# START OF Material for this task
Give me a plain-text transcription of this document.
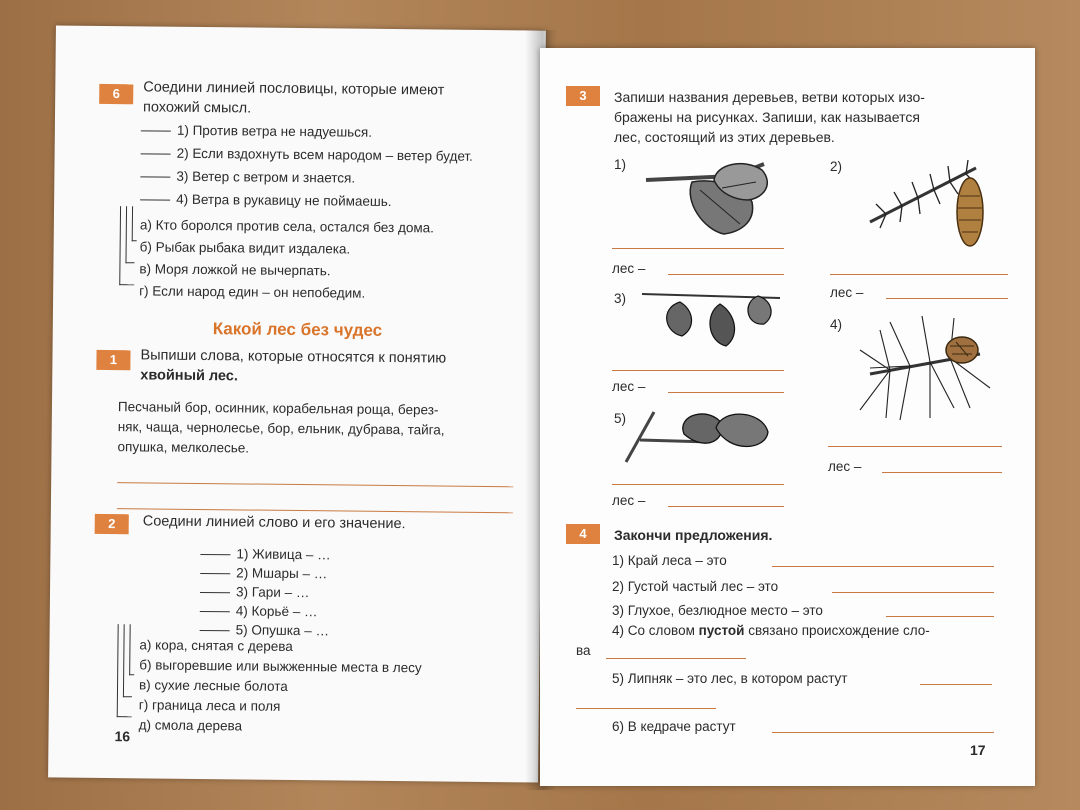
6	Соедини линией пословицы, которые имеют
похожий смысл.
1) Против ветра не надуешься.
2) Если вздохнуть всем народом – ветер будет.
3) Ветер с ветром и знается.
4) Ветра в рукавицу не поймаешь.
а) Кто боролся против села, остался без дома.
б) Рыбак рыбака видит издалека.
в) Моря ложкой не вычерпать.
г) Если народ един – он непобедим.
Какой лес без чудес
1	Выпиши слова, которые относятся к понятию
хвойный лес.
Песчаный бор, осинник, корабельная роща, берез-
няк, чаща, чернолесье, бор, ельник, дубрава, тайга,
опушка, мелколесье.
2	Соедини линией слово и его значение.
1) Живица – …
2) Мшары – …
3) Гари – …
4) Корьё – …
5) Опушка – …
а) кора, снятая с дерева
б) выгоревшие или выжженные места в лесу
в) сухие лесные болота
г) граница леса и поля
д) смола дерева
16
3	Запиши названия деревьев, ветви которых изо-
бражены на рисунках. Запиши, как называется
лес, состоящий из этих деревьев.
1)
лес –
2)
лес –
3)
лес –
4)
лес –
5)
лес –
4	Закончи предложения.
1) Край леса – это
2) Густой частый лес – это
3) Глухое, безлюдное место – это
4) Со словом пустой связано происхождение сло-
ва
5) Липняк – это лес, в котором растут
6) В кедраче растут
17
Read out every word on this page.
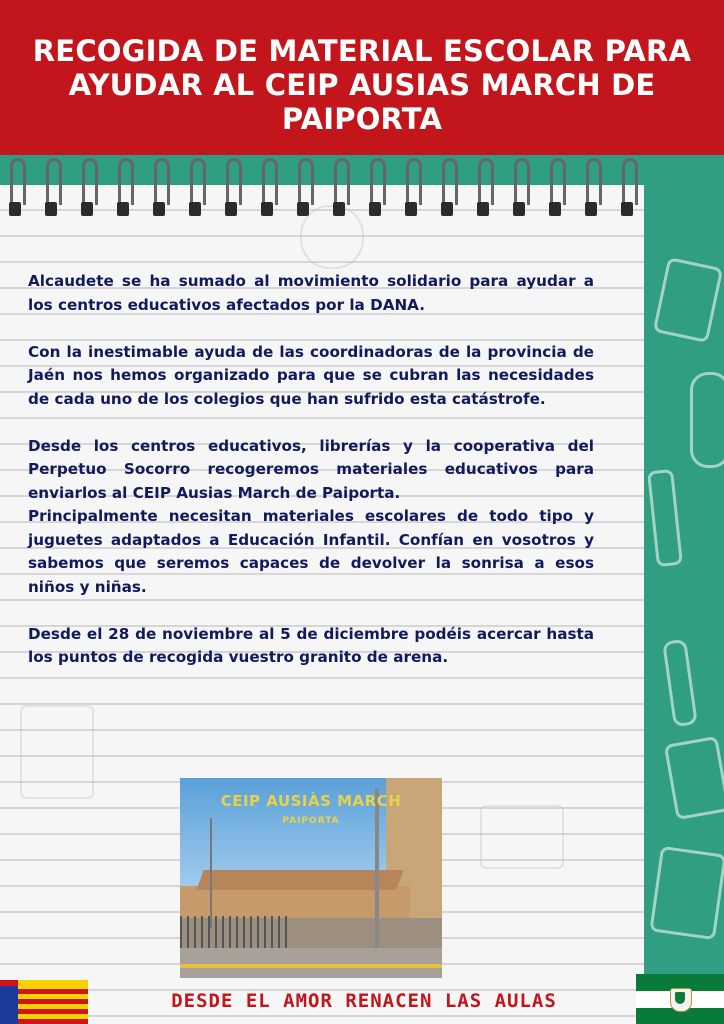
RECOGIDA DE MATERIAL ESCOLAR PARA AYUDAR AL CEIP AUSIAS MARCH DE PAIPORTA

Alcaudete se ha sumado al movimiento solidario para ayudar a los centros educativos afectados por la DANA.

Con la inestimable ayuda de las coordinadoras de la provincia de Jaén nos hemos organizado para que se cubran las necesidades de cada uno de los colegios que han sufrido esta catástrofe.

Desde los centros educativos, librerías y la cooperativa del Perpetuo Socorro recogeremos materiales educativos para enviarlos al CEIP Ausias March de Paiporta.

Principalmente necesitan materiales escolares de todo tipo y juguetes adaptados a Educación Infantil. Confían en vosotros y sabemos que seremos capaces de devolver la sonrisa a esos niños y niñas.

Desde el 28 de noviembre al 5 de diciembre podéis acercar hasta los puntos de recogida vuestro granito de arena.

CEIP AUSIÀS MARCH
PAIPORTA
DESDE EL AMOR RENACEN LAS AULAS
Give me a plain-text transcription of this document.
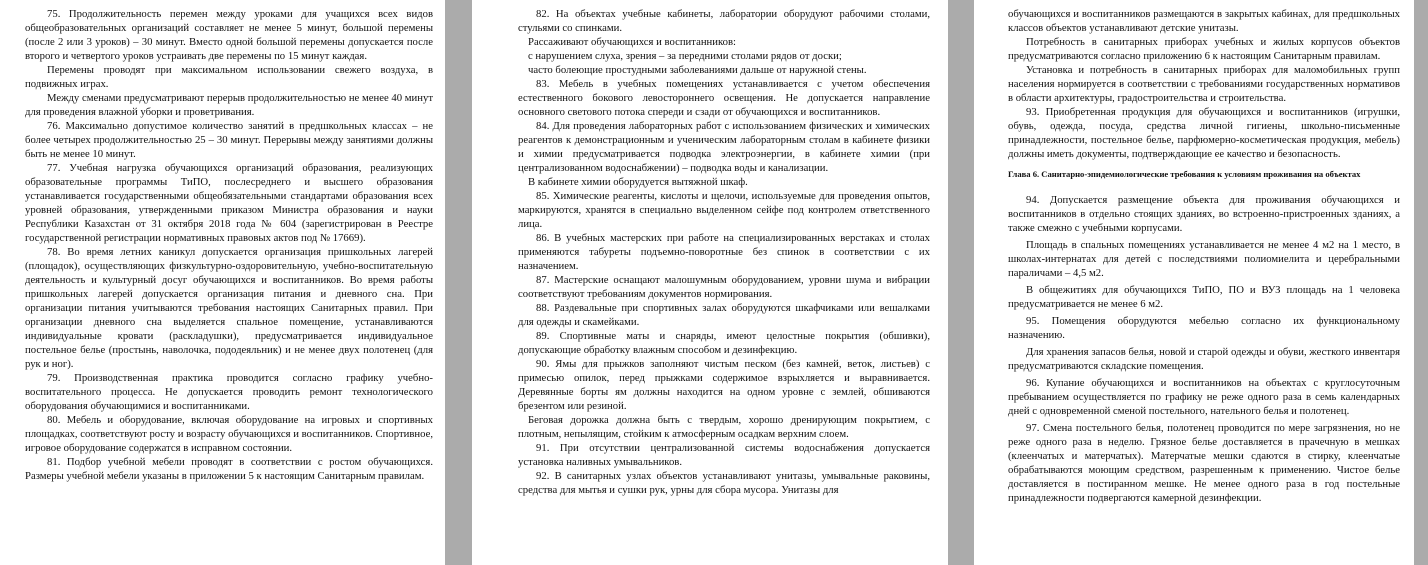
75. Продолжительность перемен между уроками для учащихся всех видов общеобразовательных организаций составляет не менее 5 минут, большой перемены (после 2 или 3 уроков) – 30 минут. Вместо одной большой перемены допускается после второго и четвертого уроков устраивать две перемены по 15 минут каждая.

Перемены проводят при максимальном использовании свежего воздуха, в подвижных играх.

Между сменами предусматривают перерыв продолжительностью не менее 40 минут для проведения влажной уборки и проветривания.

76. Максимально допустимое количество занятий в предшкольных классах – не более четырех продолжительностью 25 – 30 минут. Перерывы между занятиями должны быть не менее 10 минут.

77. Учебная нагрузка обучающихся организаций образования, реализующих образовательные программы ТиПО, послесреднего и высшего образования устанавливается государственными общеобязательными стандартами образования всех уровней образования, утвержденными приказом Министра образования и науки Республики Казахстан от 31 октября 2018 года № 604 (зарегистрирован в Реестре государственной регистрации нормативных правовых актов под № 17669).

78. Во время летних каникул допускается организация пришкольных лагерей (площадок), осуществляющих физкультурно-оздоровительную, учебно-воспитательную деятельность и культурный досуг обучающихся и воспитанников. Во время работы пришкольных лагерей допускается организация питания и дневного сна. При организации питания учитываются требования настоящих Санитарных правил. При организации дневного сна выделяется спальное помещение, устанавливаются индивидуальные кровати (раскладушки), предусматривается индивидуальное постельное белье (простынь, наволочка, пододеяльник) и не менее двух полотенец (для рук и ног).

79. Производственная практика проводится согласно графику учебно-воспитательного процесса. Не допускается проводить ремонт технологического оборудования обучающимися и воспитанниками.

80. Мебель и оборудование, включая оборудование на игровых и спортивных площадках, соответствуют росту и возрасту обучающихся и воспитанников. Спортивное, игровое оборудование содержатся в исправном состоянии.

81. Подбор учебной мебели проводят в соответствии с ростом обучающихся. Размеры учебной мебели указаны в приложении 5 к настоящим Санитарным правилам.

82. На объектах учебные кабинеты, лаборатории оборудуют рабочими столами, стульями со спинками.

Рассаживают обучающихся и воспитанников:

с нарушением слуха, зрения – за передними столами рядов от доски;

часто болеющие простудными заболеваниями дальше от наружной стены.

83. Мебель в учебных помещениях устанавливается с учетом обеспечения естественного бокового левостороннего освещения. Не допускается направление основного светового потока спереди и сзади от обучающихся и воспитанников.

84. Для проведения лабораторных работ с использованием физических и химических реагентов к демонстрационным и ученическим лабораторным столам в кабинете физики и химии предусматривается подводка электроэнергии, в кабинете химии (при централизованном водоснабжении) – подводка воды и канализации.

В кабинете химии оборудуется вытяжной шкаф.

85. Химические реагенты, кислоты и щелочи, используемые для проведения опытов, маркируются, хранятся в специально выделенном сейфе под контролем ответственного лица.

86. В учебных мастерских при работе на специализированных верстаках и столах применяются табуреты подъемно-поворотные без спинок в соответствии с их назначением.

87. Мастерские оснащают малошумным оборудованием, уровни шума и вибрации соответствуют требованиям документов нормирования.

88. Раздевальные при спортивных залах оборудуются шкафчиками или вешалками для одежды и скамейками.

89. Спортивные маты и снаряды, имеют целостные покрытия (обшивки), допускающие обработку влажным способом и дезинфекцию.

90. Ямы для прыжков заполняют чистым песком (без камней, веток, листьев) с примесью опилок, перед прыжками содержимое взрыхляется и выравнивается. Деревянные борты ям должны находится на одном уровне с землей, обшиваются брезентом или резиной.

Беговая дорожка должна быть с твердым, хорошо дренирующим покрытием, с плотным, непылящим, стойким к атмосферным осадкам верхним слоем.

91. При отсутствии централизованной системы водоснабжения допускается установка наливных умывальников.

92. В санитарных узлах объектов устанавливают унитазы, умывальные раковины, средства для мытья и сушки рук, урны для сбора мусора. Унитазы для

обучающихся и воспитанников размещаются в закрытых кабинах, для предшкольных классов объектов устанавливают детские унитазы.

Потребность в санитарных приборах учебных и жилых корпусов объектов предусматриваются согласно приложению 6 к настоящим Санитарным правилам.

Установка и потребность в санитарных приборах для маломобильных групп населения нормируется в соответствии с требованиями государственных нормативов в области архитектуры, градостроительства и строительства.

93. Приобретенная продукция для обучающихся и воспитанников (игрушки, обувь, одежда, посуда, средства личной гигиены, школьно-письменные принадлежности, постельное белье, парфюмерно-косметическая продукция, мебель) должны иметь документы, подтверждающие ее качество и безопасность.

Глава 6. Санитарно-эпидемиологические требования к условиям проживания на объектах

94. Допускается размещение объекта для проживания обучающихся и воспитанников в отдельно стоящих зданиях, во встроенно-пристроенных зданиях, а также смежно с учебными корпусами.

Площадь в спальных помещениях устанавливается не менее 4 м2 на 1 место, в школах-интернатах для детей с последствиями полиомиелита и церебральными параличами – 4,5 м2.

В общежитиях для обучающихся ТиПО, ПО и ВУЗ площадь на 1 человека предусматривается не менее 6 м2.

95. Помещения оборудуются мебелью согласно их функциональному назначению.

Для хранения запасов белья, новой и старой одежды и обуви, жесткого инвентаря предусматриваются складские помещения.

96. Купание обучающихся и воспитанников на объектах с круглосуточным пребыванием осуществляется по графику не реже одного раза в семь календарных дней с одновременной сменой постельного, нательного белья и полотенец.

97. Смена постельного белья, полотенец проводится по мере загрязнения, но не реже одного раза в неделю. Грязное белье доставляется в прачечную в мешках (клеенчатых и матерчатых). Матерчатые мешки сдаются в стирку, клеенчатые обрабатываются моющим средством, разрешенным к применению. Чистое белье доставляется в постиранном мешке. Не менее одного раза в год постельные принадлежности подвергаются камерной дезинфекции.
# END OF Material for this task
Gather all the lines that include the word "CEIP" and copy them out.

RECOGIDA DE MATERIAL ESCOLAR PARA AYUDAR AL CEIP AUSIAS MARCH DE PAIPORTA
Desde los centros educativos, librerías y la cooperativa del Perpetuo Socorro recogeremos materiales educativos para enviarlos al CEIP Ausias March de Paiporta.
CEIP AUSIÀS MARCH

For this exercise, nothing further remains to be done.